WHAT IS BEING ASKED :: Using the material that follows, identify and copy each line with the string "الكهربية".

GIVEN DATA ::
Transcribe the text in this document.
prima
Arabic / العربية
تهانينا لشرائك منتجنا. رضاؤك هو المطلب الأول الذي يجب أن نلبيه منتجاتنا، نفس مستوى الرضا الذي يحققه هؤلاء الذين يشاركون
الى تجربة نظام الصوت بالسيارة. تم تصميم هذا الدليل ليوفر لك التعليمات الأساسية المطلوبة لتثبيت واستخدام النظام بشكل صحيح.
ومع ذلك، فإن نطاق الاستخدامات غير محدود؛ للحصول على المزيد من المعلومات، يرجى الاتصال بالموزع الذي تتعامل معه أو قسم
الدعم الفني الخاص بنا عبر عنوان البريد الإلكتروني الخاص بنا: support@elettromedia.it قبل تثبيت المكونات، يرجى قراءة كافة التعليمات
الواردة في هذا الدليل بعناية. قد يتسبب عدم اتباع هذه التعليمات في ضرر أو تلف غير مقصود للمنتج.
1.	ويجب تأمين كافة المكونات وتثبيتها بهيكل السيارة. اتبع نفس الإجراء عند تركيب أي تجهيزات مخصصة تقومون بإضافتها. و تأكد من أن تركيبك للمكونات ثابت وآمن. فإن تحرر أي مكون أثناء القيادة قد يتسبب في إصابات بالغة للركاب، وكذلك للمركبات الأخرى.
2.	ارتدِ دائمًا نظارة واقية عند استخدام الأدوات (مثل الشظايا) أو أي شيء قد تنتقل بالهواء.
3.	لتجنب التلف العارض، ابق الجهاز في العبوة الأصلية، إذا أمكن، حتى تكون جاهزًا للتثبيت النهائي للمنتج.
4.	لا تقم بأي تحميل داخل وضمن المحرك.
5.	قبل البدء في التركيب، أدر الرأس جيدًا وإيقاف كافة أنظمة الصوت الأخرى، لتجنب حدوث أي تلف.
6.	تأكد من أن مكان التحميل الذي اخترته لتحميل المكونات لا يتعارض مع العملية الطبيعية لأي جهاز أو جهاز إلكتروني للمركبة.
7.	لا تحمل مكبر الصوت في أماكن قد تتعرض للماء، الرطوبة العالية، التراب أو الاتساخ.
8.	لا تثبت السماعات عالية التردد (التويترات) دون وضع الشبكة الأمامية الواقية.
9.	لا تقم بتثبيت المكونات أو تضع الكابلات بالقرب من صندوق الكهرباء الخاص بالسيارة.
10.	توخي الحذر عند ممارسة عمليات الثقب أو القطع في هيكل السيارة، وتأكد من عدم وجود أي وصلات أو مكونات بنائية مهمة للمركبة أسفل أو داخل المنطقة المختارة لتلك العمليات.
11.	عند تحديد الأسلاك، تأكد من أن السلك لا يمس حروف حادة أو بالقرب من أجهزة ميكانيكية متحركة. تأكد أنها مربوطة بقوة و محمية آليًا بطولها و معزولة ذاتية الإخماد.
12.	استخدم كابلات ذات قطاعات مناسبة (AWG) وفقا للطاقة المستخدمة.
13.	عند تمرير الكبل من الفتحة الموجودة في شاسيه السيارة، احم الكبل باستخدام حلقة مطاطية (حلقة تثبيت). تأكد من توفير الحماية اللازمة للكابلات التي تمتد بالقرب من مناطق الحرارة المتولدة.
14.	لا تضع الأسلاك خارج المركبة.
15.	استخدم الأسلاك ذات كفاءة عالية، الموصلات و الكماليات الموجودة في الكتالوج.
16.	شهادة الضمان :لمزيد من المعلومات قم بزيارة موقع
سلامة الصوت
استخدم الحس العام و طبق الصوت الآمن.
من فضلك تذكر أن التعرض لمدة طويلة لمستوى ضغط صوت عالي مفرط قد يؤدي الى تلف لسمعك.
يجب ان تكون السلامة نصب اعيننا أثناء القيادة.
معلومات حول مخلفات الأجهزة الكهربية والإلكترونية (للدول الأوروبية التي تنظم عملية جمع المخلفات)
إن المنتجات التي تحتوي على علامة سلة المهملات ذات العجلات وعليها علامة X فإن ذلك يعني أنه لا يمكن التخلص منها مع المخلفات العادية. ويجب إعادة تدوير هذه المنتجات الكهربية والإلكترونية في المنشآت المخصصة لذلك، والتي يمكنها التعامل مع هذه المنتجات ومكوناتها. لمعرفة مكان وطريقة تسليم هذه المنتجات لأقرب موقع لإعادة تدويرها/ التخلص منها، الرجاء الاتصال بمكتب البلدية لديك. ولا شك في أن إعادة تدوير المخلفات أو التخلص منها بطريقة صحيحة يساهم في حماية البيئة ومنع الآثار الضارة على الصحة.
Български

THE RESULT ::
معلومات حول مخلفات الأجهزة الكهربية والإلكترونية (للدول الأوروبية التي تنظم عملية جمع المخلفات)
إن المنتجات التي تحتوي على علامة سلة المهملات ذات العجلات وعليها علامة X فإن ذلك يعني أنه لا يمكن التخلص منها مع المخلفات العادية. ويجب إعادة تدوير هذه المنتجات الكهربية والإلكترونية في المنشآت المخصصة لذلك، والتي يمكنها التعامل مع هذه المنتجات ومكوناتها. لمعرفة مكان وطريقة تسليم هذه المنتجات لأقرب موقع لإعادة تدويرها/ التخلص منها، الرجاء الاتصال بمكتب البلدية لديك. ولا شك في أن إعادة تدوير المخلفات أو التخلص منها بطريقة صحيحة يساهم في حماية البيئة ومنع الآثار الضارة على الصحة.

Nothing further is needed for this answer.